→ DIRECTIONS: Show every line of the records below that contains the word "οροφής".

↓↓↓

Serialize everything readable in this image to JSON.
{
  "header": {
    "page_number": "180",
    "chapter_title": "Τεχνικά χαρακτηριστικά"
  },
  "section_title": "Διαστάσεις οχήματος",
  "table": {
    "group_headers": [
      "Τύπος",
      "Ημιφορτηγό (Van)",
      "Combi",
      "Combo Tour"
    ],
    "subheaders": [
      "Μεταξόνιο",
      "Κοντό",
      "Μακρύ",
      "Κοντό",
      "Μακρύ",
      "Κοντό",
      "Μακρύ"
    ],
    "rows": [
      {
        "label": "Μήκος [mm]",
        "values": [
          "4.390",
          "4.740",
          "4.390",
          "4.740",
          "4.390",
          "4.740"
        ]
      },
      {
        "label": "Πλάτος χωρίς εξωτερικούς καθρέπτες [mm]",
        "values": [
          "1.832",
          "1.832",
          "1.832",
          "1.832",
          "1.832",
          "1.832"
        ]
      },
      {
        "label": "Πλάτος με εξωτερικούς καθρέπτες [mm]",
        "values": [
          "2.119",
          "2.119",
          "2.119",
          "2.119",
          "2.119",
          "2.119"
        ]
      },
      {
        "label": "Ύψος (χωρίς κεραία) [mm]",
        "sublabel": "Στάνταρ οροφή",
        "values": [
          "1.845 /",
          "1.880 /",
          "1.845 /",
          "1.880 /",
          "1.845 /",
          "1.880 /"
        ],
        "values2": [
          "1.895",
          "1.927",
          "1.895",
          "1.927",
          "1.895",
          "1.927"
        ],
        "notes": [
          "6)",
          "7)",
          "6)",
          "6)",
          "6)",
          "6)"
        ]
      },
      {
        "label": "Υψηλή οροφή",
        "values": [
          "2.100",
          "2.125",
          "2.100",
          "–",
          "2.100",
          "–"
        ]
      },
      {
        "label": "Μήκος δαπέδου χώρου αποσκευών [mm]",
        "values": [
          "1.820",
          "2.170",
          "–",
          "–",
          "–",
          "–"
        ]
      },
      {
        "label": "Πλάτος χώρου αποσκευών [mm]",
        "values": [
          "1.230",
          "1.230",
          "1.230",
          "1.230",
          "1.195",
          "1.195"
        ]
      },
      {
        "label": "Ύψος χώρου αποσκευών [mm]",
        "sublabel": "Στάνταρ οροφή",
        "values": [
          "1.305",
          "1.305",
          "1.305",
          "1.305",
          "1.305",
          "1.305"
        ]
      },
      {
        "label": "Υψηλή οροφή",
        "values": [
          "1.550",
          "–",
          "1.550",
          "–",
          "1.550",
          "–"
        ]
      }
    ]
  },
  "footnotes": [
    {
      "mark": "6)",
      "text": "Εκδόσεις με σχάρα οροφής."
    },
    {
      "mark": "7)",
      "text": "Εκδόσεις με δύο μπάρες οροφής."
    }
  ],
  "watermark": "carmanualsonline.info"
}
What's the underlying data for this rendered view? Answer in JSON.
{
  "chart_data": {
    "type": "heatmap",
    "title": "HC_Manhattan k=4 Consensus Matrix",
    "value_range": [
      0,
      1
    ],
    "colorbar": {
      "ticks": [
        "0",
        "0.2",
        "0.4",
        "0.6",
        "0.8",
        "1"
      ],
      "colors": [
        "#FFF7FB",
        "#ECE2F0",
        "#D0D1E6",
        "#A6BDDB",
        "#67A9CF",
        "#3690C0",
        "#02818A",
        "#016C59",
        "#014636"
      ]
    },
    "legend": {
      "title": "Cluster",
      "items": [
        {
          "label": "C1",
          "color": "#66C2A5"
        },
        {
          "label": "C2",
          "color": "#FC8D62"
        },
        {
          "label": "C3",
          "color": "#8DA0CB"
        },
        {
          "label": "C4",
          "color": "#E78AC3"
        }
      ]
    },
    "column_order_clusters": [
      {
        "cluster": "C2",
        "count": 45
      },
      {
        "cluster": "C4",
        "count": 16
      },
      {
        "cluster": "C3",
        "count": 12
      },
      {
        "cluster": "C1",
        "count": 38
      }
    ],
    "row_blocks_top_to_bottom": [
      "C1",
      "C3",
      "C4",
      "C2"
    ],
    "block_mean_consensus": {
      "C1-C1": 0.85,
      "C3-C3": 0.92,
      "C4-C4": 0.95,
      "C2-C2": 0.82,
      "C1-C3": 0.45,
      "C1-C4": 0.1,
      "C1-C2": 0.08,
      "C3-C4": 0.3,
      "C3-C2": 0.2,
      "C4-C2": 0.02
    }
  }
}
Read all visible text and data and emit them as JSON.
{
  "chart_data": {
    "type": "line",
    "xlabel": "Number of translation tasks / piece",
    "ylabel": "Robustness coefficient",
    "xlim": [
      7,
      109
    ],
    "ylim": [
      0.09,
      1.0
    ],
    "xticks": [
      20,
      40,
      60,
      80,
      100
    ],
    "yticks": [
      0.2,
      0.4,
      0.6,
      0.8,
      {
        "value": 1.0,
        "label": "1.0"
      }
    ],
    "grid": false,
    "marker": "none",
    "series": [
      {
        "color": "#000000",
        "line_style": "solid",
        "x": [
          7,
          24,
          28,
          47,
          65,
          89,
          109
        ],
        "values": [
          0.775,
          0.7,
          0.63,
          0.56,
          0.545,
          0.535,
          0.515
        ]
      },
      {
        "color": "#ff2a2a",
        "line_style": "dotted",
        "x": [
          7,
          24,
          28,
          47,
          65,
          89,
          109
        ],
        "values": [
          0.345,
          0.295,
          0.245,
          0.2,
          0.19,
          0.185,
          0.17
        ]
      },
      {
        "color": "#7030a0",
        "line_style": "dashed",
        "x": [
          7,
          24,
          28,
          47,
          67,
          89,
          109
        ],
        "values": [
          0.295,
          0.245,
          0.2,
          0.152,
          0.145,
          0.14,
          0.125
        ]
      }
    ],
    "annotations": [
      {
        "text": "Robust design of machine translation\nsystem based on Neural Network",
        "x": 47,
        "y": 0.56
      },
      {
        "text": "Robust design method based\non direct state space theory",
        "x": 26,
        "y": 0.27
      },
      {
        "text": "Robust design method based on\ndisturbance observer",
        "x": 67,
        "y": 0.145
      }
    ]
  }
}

↑↑↑

→ RESPONSE TO THIS EXERCISE:
      "text": "Εκδόσεις με σχάρα οροφής."
      "text": "Εκδόσεις με δύο μπάρες οροφής."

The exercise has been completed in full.